REQUIRED WORK ▸
Send each entry back exactly as given, pictures excluded.

GIVEN ENTRIES ▸
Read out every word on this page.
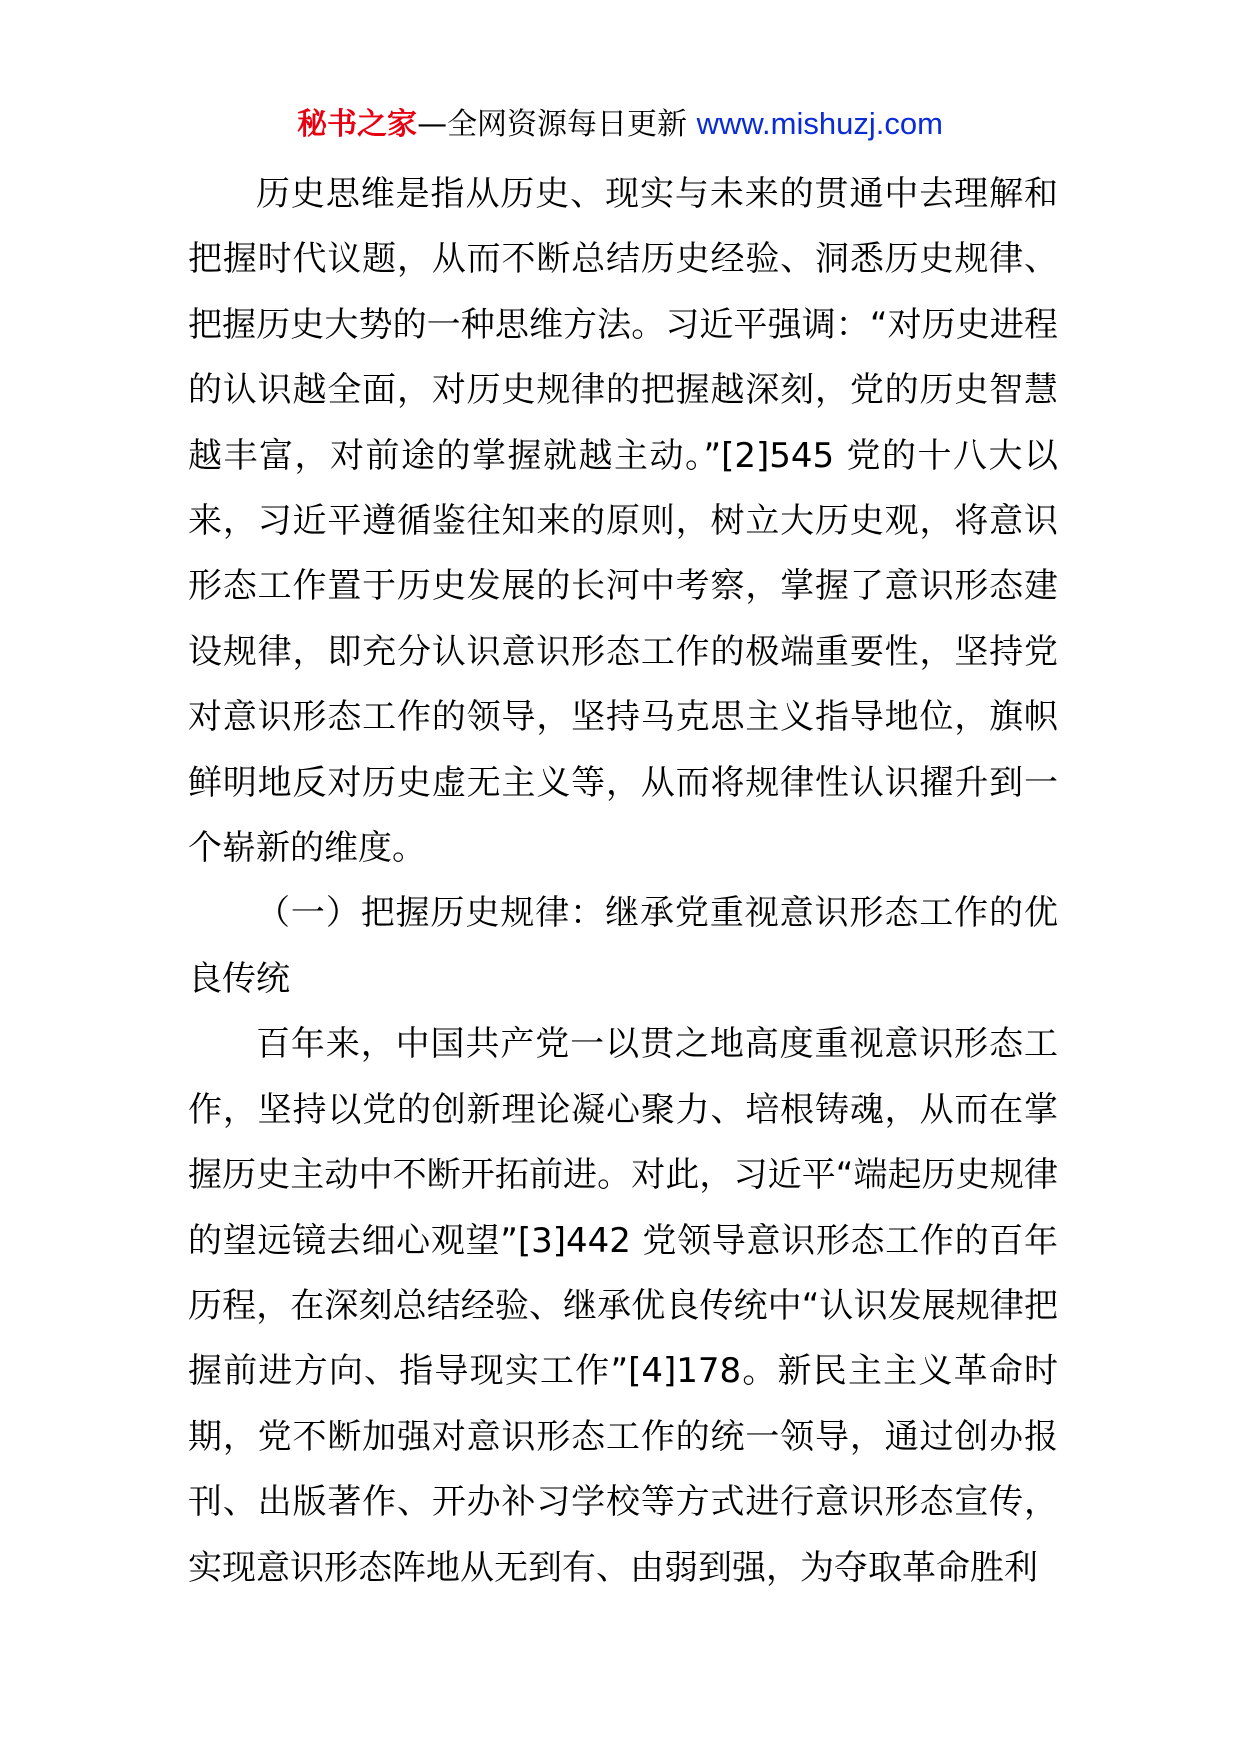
秘书之家—全网资源每日更新 www.mishuzj.com

历史思维是指从历史、现实与未来的贯通中去理解和把握时代议题，从而不断总结历史经验、洞悉历史规律、把握历史大势的一种思维方法。习近平强调：“对历史进程的认识越全面，对历史规律的把握越深刻，党的历史智慧越丰富，对前途的掌握就越主动。”[2]545 党的十八大以来，习近平遵循鉴往知来的原则，树立大历史观，将意识形态工作置于历史发展的长河中考察，掌握了意识形态建设规律，即充分认识意识形态工作的极端重要性，坚持党对意识形态工作的领导，坚持马克思主义指导地位，旗帜鲜明地反对历史虚无主义等，从而将规律性认识擢升到一个崭新的维度。

（一）把握历史规律：继承党重视意识形态工作的优良传统

百年来，中国共产党一以贯之地高度重视意识形态工作，坚持以党的创新理论凝心聚力、培根铸魂，从而在掌握历史主动中不断开拓前进。对此，习近平“端起历史规律的望远镜去细心观望”[3]442 党领导意识形态工作的百年历程，在深刻总结经验、继承优良传统中“认识发展规律把握前进方向、指导现实工作”[4]178。新民主主义革命时期，党不断加强对意识形态工作的统一领导，通过创办报刊、出版著作、开办补习学校等方式进行意识形态宣传，实现意识形态阵地从无到有、由弱到强，为夺取革命胜利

ANSWER IN FULL ▸
Read out every word on this page.
秘书之家—全网资源每日更新 www.mishuzj.com

历史思维是指从历史、现实与未来的贯通中去理解和把握时代议题，从而不断总结历史经验、洞悉历史规律、把握历史大势的一种思维方法。习近平强调：“对历史进程的认识越全面，对历史规律的把握越深刻，党的历史智慧越丰富，对前途的掌握就越主动。”[2]545 党的十八大以来，习近平遵循鉴往知来的原则，树立大历史观，将意识形态工作置于历史发展的长河中考察，掌握了意识形态建设规律，即充分认识意识形态工作的极端重要性，坚持党对意识形态工作的领导，坚持马克思主义指导地位，旗帜鲜明地反对历史虚无主义等，从而将规律性认识擢升到一个崭新的维度。

（一）把握历史规律：继承党重视意识形态工作的优良传统

百年来，中国共产党一以贯之地高度重视意识形态工作，坚持以党的创新理论凝心聚力、培根铸魂，从而在掌握历史主动中不断开拓前进。对此，习近平“端起历史规律的望远镜去细心观望”[3]442 党领导意识形态工作的百年历程，在深刻总结经验、继承优良传统中“认识发展规律把握前进方向、指导现实工作”[4]178。新民主主义革命时期，党不断加强对意识形态工作的统一领导，通过创办报刊、出版著作、开办补习学校等方式进行意识形态宣传，实现意识形态阵地从无到有、由弱到强，为夺取革命胜利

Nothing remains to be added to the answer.